Extract the line that contains "Give me a plain-text" and every line after it to the end of the records below, exactly as written and nothing else.

Source material >>

________

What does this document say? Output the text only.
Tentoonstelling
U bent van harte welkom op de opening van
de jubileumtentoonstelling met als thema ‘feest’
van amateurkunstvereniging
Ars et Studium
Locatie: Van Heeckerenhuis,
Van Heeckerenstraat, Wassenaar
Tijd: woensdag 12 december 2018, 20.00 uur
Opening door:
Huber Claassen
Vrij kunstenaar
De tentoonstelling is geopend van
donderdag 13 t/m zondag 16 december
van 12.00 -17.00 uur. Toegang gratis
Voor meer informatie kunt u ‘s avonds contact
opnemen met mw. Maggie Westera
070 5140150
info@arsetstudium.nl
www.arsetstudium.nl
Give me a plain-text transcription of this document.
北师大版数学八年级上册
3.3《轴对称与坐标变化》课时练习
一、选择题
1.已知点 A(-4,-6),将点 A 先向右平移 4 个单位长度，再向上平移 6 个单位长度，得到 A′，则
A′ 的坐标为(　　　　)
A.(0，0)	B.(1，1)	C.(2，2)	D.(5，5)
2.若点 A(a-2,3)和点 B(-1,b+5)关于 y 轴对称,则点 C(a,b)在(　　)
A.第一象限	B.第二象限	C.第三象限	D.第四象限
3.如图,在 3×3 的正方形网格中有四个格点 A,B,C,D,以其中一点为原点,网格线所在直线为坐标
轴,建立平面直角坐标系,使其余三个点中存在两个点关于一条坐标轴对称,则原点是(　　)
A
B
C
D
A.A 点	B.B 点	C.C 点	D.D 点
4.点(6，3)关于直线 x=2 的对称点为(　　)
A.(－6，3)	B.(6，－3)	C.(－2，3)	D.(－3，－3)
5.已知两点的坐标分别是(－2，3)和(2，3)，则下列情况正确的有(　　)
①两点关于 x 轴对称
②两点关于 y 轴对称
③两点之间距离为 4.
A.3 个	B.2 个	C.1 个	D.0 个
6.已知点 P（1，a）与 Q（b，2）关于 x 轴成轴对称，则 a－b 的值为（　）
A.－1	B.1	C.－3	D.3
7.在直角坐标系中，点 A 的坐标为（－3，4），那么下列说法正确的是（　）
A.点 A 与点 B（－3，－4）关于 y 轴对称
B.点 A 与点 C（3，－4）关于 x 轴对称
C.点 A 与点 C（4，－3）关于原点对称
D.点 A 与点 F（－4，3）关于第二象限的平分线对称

________

Completed exercise >>
Give me a plain-text transcription of this document.
北师大版数学八年级上册
3.3《轴对称与坐标变化》课时练习
一、选择题
1.已知点 A(-4,-6),将点 A 先向右平移 4 个单位长度，再向上平移 6 个单位长度，得到 A′，则
A′ 的坐标为(　　　　)
A.(0，0)	B.(1，1)	C.(2，2)	D.(5，5)
2.若点 A(a-2,3)和点 B(-1,b+5)关于 y 轴对称,则点 C(a,b)在(　　)
A.第一象限	B.第二象限	C.第三象限	D.第四象限
3.如图,在 3×3 的正方形网格中有四个格点 A,B,C,D,以其中一点为原点,网格线所在直线为坐标
轴,建立平面直角坐标系,使其余三个点中存在两个点关于一条坐标轴对称,则原点是(　　)
A
B
C
D
A.A 点	B.B 点	C.C 点	D.D 点
4.点(6，3)关于直线 x=2 的对称点为(　　)
A.(－6，3)	B.(6，－3)	C.(－2，3)	D.(－3，－3)
5.已知两点的坐标分别是(－2，3)和(2，3)，则下列情况正确的有(　　)
①两点关于 x 轴对称
②两点关于 y 轴对称
③两点之间距离为 4.
A.3 个	B.2 个	C.1 个	D.0 个
6.已知点 P（1，a）与 Q（b，2）关于 x 轴成轴对称，则 a－b 的值为（　）
A.－1	B.1	C.－3	D.3
7.在直角坐标系中，点 A 的坐标为（－3，4），那么下列说法正确的是（　）
A.点 A 与点 B（－3，－4）关于 y 轴对称
B.点 A 与点 C（3，－4）关于 x 轴对称
C.点 A 与点 C（4，－3）关于原点对称
D.点 A 与点 F（－4，3）关于第二象限的平分线对称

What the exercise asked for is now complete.